## start Data records

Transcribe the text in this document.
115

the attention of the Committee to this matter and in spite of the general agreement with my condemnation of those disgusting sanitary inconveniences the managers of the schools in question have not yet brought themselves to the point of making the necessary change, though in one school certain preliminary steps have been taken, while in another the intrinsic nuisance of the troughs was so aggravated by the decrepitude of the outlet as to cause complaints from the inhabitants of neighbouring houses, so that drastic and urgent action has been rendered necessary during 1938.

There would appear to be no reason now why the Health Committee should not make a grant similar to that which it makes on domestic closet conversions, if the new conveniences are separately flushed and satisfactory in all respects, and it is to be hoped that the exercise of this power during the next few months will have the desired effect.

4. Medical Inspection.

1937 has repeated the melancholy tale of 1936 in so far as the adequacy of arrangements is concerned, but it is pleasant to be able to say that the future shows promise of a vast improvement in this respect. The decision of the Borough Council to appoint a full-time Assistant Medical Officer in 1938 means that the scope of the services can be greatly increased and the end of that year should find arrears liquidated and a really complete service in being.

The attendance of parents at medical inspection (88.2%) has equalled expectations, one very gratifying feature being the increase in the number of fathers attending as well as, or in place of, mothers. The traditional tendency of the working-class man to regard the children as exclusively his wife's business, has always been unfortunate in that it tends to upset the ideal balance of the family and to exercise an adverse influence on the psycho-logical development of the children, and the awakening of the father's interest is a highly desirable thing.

## end Data records

Scan the data for the word "during" and copy every line where it shows up.

▶ Exercise output
the attention of the Committee to this matter and in spite of the general agreement with my condemnation of those disgusting sanitary inconveniences the managers of the schools in question have not yet brought themselves to the point of making the necessary change, though in one school certain preliminary steps have been taken, while in another the intrinsic nuisance of the troughs was so aggravated by the decrepitude of the outlet as to cause complaints from the inhabitants of neighbouring houses, so that drastic and urgent action has been rendered necessary during 1938.
There would appear to be no reason now why the Health Committee should not make a grant similar to that which it makes on domestic closet conversions, if the new conveniences are separately flushed and satisfactory in all respects, and it is to be hoped that the exercise of this power during the next few months will have the desired effect.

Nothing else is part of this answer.